▸ **SET TASK**
In the listing, start at the line with "pdf-cell: [247, 375, 251, 379]" and end with the line containing "pdf-cell: [114, 410, 118, 414]". Give those lines again with "forecast-inner-area" replaced by "forecast-plot-area" and everything else unchanged.

* * * * *

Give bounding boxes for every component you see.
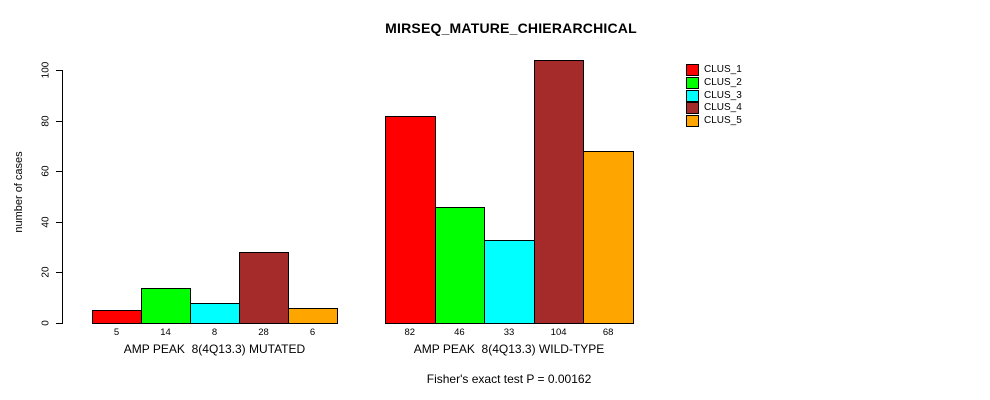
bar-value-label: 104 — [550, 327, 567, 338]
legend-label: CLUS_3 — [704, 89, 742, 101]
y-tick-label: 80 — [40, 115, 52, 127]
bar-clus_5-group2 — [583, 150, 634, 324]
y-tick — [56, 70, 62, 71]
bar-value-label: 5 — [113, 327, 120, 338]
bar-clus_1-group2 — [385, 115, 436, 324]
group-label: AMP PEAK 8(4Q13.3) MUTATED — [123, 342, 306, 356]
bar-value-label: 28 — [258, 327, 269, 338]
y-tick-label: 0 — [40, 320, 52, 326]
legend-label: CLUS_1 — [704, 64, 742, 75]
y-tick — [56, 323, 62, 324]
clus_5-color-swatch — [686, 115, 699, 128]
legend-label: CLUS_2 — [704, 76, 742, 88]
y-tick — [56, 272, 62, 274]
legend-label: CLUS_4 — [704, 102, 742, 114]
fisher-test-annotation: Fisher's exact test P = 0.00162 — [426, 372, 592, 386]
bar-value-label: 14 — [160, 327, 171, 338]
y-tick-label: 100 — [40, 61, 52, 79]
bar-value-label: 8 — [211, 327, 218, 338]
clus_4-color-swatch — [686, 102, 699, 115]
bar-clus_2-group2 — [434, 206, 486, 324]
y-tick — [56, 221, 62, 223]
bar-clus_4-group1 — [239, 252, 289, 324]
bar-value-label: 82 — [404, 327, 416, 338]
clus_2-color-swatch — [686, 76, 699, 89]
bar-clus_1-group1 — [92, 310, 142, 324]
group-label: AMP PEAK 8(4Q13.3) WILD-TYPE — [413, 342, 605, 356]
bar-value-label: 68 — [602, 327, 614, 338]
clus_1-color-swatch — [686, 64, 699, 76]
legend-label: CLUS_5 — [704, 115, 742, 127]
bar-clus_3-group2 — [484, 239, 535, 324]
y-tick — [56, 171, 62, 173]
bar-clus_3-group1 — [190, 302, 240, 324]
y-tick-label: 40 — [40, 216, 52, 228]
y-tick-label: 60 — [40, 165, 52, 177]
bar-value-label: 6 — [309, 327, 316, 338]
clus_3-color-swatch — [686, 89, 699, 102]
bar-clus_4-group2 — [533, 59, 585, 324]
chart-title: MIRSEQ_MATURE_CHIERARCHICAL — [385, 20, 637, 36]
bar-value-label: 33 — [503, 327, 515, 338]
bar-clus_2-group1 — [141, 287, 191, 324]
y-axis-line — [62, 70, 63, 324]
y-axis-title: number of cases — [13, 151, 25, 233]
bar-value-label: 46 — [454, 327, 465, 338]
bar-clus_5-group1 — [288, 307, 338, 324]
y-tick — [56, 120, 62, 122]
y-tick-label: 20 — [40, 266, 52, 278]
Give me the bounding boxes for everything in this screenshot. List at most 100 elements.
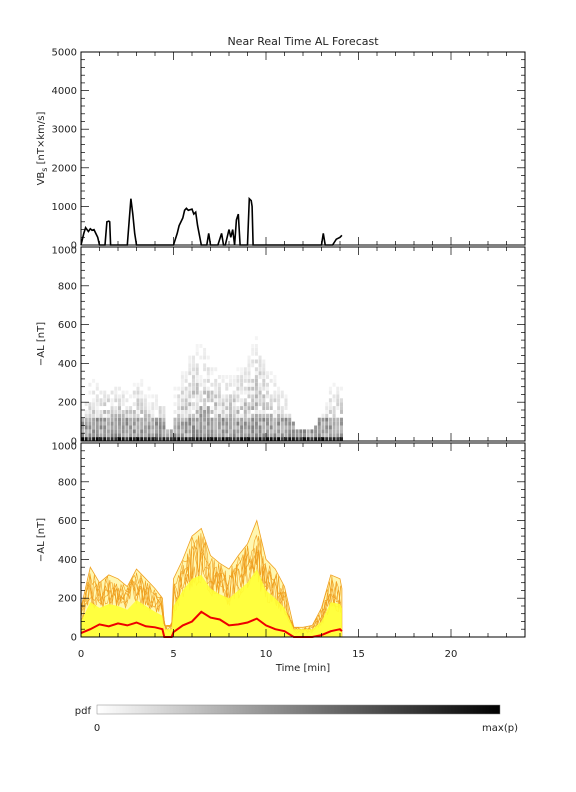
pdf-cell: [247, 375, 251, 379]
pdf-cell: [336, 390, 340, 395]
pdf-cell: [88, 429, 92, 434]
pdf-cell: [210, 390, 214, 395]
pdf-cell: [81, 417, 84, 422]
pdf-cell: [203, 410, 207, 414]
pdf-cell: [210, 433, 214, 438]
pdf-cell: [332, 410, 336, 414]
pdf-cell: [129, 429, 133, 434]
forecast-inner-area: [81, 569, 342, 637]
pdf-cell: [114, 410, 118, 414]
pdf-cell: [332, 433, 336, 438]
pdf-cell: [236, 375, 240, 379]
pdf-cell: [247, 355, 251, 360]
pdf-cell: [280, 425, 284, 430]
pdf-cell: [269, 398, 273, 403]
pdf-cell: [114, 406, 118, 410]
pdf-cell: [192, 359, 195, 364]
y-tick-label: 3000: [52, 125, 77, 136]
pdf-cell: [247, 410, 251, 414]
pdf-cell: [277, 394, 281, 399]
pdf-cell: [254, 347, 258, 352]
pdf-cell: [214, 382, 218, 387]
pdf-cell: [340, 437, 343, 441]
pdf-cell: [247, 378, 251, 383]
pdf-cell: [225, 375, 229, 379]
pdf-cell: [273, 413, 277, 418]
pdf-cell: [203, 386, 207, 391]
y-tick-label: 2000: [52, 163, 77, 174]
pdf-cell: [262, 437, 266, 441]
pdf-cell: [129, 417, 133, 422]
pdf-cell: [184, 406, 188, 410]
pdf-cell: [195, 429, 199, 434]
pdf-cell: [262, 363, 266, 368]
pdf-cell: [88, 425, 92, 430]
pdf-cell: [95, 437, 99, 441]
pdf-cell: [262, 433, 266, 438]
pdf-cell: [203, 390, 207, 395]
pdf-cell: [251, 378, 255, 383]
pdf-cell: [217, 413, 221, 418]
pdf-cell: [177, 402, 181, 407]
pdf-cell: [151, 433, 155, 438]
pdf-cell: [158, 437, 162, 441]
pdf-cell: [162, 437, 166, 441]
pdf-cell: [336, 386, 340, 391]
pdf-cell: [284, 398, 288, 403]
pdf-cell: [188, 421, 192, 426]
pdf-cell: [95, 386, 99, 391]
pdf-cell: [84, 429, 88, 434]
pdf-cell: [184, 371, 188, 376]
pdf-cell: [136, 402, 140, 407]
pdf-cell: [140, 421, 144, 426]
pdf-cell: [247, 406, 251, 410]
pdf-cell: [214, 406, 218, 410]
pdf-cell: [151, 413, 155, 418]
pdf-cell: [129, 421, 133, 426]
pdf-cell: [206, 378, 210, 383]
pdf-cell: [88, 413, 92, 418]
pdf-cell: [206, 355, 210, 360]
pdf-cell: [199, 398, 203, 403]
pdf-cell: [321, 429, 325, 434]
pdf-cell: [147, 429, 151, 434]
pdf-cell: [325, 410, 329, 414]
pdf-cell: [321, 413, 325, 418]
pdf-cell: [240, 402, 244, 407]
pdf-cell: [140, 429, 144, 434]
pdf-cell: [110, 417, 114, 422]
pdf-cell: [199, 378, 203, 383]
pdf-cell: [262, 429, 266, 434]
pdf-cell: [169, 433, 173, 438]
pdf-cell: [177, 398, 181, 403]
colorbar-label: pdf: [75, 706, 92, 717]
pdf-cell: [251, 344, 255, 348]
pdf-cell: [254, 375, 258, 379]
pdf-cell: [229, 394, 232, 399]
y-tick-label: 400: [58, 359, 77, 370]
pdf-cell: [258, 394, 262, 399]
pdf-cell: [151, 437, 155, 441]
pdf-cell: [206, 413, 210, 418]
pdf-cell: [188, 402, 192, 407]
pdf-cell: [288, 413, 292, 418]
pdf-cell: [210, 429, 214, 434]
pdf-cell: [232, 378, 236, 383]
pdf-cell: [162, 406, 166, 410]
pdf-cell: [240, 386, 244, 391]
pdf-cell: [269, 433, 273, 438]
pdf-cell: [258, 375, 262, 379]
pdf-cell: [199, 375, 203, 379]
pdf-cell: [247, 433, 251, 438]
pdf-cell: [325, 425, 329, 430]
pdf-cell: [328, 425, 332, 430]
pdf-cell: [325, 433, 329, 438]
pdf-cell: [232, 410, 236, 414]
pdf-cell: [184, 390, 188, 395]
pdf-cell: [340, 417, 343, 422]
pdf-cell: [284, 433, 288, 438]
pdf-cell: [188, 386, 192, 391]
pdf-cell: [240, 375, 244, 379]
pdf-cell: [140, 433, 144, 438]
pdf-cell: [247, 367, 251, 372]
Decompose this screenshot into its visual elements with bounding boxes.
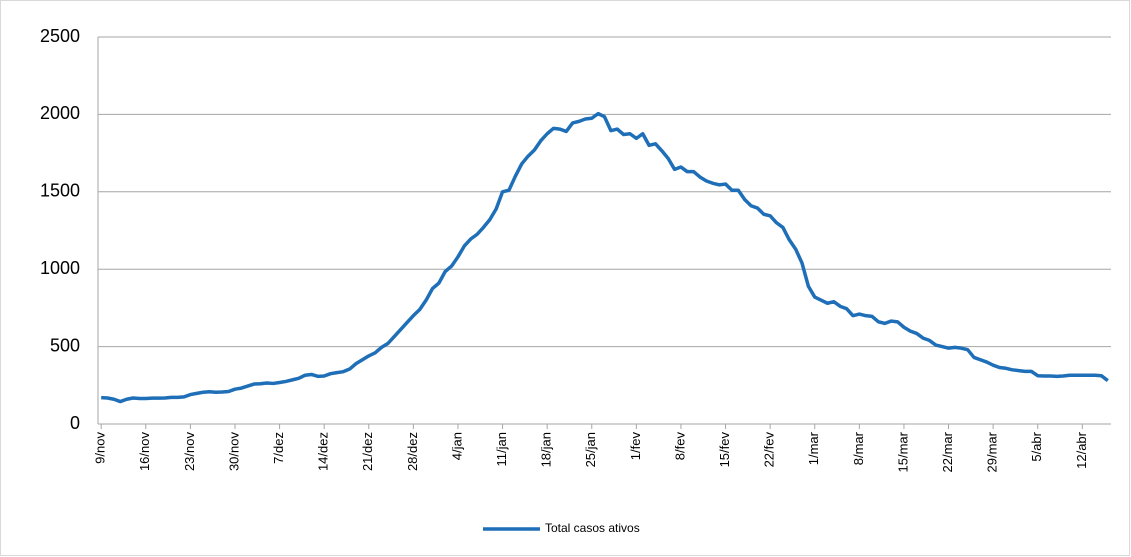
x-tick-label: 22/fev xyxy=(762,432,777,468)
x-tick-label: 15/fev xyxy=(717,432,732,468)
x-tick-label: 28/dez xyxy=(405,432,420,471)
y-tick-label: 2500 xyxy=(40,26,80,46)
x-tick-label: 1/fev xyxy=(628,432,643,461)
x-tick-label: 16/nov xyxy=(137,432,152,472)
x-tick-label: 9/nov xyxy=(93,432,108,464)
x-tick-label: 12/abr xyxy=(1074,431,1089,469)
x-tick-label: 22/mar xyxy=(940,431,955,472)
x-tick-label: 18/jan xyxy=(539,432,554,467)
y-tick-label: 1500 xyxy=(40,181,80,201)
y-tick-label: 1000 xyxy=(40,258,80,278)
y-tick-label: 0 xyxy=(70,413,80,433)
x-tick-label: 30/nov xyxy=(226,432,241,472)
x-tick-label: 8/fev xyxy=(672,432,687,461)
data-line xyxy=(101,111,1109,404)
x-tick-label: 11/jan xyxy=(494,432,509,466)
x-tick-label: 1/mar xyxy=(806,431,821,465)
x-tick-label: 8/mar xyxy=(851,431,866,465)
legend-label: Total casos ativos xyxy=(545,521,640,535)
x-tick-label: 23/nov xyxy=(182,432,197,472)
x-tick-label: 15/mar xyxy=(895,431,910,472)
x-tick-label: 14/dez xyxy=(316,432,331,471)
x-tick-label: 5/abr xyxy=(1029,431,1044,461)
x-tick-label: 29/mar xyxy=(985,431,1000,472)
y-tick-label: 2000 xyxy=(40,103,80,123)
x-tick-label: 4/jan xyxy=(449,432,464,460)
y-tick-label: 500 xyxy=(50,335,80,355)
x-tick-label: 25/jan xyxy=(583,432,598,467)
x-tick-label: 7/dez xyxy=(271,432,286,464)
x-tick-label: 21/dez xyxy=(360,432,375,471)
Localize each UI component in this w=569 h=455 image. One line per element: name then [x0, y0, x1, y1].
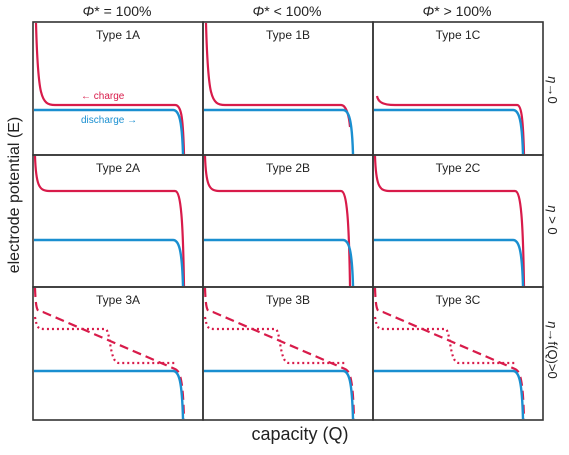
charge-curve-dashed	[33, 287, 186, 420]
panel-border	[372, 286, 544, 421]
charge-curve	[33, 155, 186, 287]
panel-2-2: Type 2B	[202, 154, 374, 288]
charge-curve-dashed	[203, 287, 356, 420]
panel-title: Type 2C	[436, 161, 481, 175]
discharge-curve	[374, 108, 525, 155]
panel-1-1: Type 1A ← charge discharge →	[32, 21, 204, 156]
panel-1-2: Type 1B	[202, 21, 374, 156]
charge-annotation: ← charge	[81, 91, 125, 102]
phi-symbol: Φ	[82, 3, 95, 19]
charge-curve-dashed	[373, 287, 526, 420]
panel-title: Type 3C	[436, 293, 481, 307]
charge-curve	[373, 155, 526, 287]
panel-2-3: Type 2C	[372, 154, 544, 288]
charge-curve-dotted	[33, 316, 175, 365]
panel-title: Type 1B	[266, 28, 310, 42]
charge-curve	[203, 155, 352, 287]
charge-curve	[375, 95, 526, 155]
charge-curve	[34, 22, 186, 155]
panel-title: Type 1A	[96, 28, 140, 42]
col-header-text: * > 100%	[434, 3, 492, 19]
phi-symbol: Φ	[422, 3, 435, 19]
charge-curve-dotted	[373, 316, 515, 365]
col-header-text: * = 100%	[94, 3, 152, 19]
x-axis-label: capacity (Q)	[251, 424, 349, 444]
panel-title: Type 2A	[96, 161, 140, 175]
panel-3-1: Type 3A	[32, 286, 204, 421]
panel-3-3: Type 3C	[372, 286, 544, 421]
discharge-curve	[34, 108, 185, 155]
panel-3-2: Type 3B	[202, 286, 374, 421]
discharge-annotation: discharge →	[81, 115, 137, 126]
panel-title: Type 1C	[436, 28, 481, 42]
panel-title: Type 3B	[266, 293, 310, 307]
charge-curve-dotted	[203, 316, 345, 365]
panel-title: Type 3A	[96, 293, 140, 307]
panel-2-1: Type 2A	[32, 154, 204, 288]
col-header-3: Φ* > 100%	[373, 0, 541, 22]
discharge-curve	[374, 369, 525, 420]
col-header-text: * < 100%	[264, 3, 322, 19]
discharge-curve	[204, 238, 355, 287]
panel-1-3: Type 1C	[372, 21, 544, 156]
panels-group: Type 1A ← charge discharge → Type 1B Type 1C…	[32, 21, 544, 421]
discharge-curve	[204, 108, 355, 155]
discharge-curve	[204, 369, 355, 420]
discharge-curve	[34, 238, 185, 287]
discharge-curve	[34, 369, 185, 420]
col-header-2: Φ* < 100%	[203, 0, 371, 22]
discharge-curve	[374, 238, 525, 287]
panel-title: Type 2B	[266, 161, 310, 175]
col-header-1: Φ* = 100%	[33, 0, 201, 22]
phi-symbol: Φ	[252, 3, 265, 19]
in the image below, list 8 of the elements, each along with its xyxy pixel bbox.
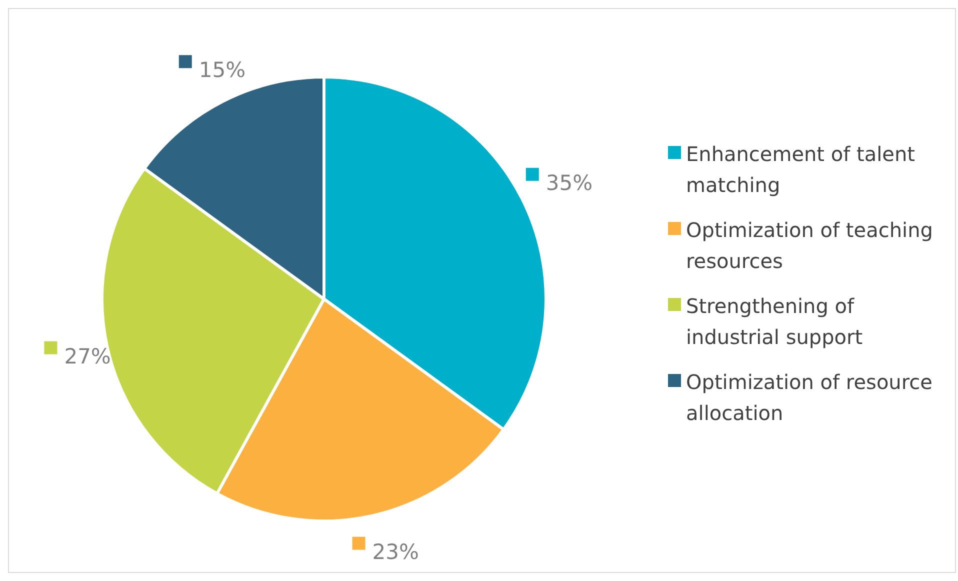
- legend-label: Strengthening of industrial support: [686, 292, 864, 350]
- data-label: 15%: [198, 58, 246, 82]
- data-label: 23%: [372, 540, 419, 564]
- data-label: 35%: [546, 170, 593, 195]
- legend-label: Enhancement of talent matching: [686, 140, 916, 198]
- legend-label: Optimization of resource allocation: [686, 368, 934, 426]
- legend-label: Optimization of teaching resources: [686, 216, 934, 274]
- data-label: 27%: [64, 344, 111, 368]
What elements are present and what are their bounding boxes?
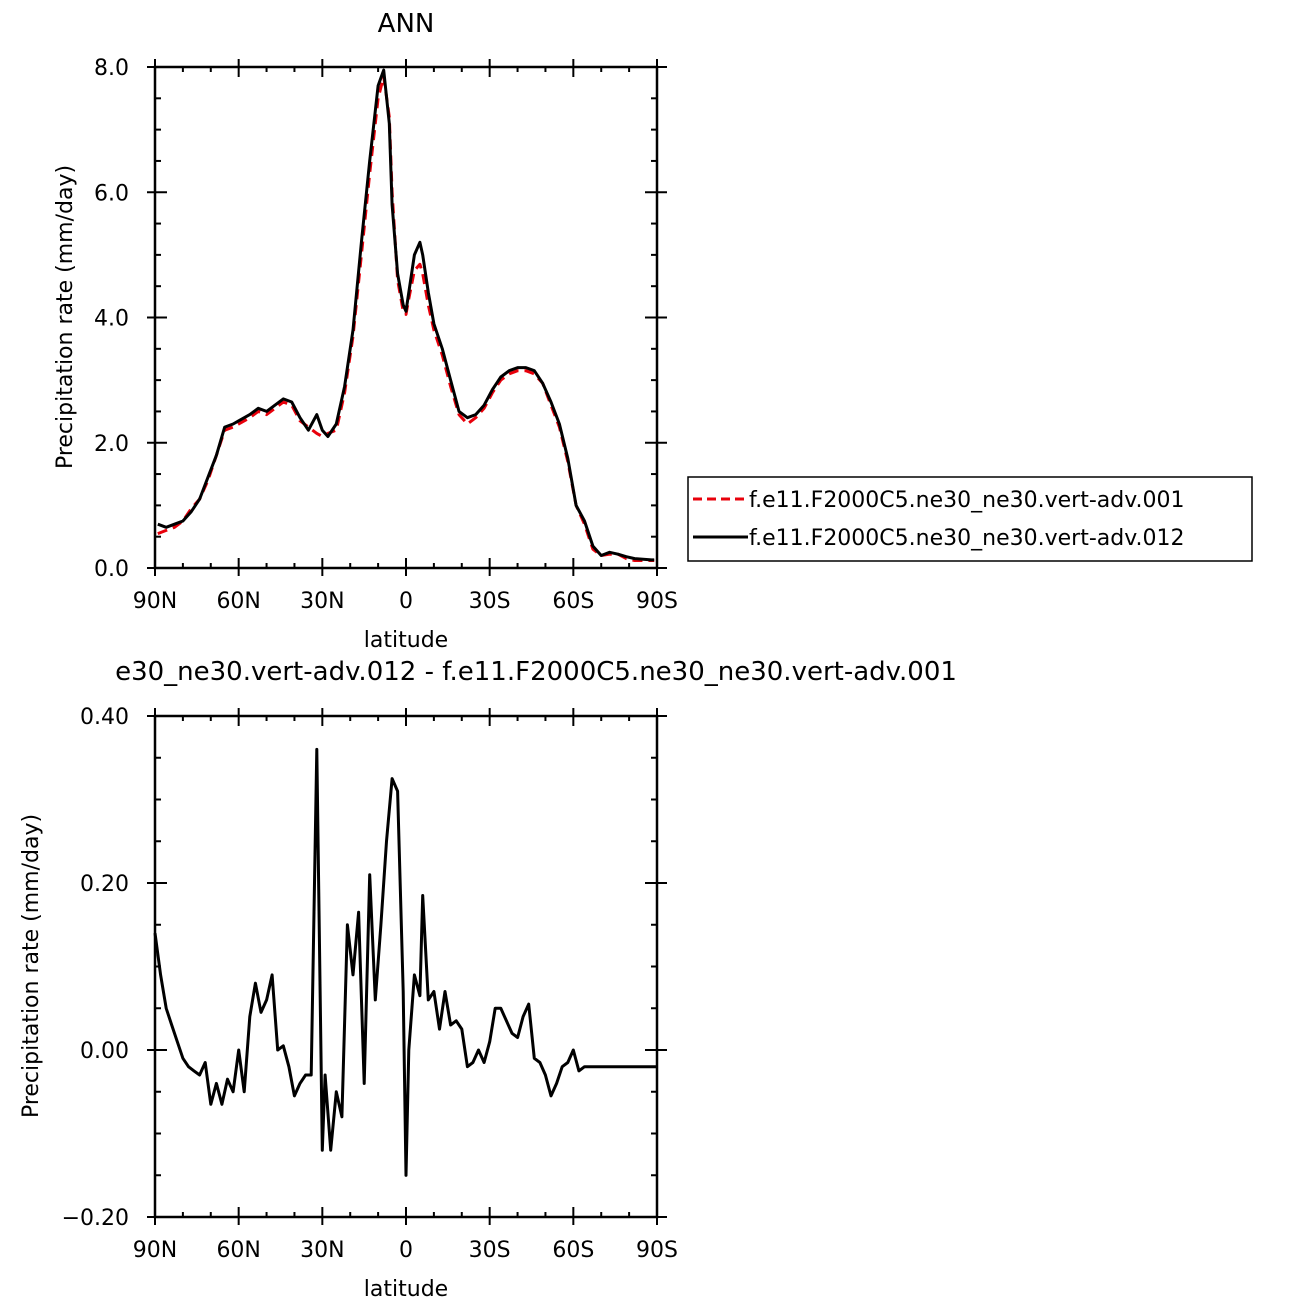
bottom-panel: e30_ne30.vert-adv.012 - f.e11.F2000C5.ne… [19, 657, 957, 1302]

* * * * *

▸ **PROBLEM SOLUTION**
pdf-cell: [247, 375, 251, 379]
pdf-cell: [336, 390, 340, 395]
pdf-cell: [88, 429, 92, 434]
pdf-cell: [210, 390, 214, 395]
pdf-cell: [81, 417, 84, 422]
pdf-cell: [203, 410, 207, 414]
pdf-cell: [210, 433, 214, 438]
pdf-cell: [332, 410, 336, 414]
pdf-cell: [129, 429, 133, 434]
forecast-plot-area: [81, 569, 342, 637]
pdf-cell: [114, 410, 118, 414]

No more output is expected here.